(WHAT YOU SHOULD DO)
Extract each line bearing the word "okresu".

(SOURCE RECORDS)
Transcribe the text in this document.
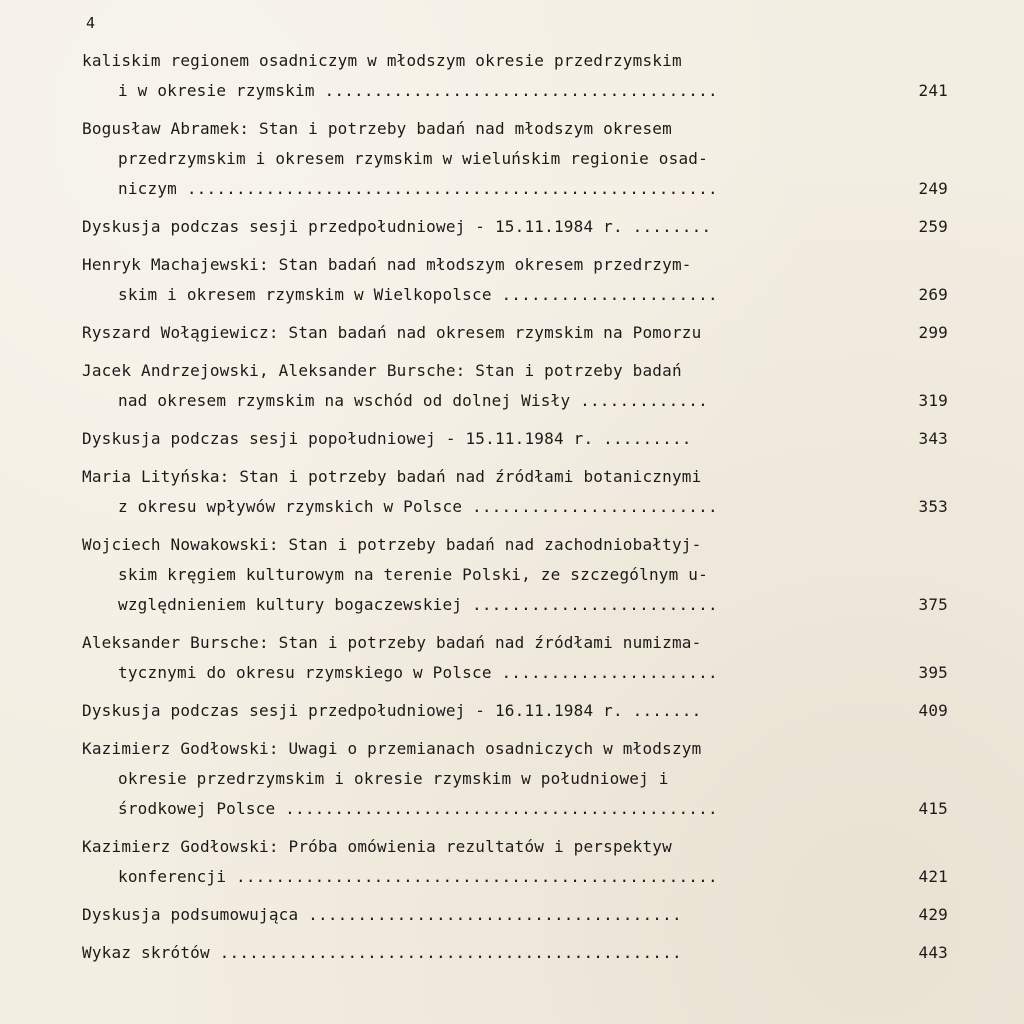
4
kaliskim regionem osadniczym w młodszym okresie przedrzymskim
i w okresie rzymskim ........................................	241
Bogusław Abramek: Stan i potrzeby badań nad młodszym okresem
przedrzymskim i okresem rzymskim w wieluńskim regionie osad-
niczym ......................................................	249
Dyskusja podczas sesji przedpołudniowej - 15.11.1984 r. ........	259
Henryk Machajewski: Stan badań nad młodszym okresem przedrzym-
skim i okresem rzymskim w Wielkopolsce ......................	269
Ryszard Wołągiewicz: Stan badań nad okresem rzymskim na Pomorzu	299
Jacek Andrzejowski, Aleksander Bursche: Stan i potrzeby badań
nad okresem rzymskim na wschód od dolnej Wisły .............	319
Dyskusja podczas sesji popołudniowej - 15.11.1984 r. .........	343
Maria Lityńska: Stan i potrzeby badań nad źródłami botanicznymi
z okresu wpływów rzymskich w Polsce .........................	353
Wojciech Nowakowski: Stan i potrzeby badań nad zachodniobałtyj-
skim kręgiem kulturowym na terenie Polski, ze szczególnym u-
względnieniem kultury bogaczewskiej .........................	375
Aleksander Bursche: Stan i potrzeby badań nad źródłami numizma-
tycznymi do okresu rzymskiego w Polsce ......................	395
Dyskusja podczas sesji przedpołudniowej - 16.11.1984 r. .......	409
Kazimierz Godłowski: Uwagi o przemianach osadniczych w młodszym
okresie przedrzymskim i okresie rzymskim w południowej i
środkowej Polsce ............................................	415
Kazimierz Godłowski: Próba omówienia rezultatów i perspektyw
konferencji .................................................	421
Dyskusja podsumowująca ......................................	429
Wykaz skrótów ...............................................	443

(RESPONSE TO THE TASK)
z okresu wpływów rzymskich w Polsce .........................	353
tycznymi do okresu rzymskiego w Polsce ......................	395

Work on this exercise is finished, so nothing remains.